====== DOCUMENT EXCERPT ======

In most ways, fiberglass acts like regular glass — it doesn’t absorb moisture or form rust. You can also mold fiberglass into desired shapes and designs. Its malleability makes it a strong choice for a wide range of products, from bathtubs to boats. You can sell fiberglass as a raw material or use it in manufacturing to create other products. Some manufacturers use an additional gel coating to reinforce fiberglass further.

Types of Fiberglass

Fiberglass is available in a variety of thicknesses, strengths and materials. Manufacturers categorize fiberglass into different types based on their properties and glass orientation.

Here are some examples of the major types of fiberglass:

• A-glass: This type of fiberglass is also called alkali glass. It has many similarities to the glass used in windows. A-glass is an ideal option for manufacturers due to its chemical resistance, low cost and durability. It resists chemicals and maintains its structure after exposure, making it an excellent material for many applications. In some areas, manufacturers use A-glass in processing equipment. It’s also common in food containers, like jars and bottles.
• C-glass: C-glass is also referred to as chemical glass. This fiberglass type has the highest resistance against chemical impacts. Its structure gives it maximum protection against corrosion and other harmful chemical reactions. Because of its durability, manufacturers and engineers use C-glass in chemically exposed environments. You can find C-glass in the outer layers of pipes or chemical tanks.
• E-glass: E-glass is also known as electrical glass. It has a lightweight consistency and excels at insulating electricity. E-glass can also resist heat and maintain its strength in a variety of different conditions. These properties make it a strong choice for applications in aerospace, marine and industrial applications.
• S-glass: S-glass is also called structural glass. This glass type has extreme tensile and acidic strength. Due to its high strength levels, manufacturers develop this type for the defense and aerospace industries. However, S-glass is typically produced less often than other types, making it a more expensive option.

In addition to these types, fiberglass is available in different physical forms, including:

• Tape: Fiberglass tape consists of glass fiber yarns. This option has excellent thermal insulation. You can use fiberglass tape in a variety of applications, but many use it as reinforcement material. You could apply fiberglass tape to a hole in drywall or to reinforce seams in a boat.
• Cloth: Fiberglass cloth has a smooth consistency. Manufacturers often use it in heat shielding applications, such as fire curtains.
• Rope: Fiberglass rope is a useful material for many industries. Manufacturers braid glass fiber yarns into a rope structure. It’s used for packing and securing items.

Is Fiberglass a Composite or a Polymer?

====== SUPPLIED ENTRIES ======

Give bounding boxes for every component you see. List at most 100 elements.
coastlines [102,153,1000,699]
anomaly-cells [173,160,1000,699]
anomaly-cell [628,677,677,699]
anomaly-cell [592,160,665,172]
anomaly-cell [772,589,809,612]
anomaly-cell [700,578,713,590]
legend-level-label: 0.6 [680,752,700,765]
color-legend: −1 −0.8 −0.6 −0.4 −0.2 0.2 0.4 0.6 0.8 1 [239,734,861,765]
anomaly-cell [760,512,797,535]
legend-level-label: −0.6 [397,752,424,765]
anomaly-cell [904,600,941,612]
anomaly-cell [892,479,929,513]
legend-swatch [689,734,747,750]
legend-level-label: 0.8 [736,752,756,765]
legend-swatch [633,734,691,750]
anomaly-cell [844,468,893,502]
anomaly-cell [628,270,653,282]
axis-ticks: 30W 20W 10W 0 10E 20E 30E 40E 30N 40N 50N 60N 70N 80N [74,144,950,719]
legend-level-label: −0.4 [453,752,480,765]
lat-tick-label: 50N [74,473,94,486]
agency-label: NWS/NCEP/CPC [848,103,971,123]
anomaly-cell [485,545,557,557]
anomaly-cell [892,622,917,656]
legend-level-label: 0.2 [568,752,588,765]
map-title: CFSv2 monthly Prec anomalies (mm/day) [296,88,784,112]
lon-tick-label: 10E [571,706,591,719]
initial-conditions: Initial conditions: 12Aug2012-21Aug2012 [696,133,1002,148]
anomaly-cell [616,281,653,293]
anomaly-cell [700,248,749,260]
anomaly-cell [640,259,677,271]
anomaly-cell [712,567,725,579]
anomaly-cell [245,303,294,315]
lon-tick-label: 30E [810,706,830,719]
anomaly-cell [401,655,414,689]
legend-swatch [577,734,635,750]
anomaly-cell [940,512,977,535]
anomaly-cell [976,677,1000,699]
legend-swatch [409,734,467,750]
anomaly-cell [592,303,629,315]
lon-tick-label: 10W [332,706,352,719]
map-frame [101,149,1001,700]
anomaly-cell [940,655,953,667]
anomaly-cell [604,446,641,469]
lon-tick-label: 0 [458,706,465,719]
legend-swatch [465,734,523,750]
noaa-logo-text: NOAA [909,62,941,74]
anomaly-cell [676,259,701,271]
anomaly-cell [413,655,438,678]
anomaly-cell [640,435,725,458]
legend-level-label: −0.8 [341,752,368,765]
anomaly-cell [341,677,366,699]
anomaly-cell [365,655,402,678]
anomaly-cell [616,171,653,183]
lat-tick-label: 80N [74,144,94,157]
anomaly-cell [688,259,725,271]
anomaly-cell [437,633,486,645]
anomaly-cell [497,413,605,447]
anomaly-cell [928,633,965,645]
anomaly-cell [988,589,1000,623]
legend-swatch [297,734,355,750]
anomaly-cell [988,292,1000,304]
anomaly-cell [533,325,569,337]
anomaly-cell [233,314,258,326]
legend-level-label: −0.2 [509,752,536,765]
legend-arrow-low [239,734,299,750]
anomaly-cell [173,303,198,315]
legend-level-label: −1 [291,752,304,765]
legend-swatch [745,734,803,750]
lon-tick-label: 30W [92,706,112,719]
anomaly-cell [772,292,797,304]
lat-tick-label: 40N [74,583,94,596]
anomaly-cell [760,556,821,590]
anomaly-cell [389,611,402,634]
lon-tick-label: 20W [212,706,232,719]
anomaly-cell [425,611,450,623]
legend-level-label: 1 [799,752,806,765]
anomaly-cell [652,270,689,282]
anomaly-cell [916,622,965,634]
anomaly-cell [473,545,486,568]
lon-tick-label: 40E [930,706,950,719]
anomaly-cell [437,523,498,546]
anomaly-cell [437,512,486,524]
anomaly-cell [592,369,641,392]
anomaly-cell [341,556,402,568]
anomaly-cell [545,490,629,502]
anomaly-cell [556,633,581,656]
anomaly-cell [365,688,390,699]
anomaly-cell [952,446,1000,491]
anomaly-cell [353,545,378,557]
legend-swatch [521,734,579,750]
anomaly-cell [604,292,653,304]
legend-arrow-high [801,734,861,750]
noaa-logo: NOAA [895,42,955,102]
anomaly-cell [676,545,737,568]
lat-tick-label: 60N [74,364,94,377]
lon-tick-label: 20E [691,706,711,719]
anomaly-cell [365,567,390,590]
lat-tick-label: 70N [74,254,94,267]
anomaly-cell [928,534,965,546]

======

WORK REQUIRED: In the fiberglass passage, transcribe word for word the portion running from "In addition to" up to and including "and securing items.".

RESPONSE AREA:
In addition to these types, fiberglass is available in different physical forms, including:

• Tape: Fiberglass tape consists of glass fiber yarns. This option has excellent thermal insulation. You can use fiberglass tape in a variety of applications, but many use it as reinforcement material. You could apply fiberglass tape to a hole in drywall or to reinforce seams in a boat.
• Cloth: Fiberglass cloth has a smooth consistency. Manufacturers often use it in heat shielding applications, such as fire curtains.
• Rope: Fiberglass rope is a useful material for many industries. Manufacturers braid glass fiber yarns into a rope structure. It’s used for packing and securing items.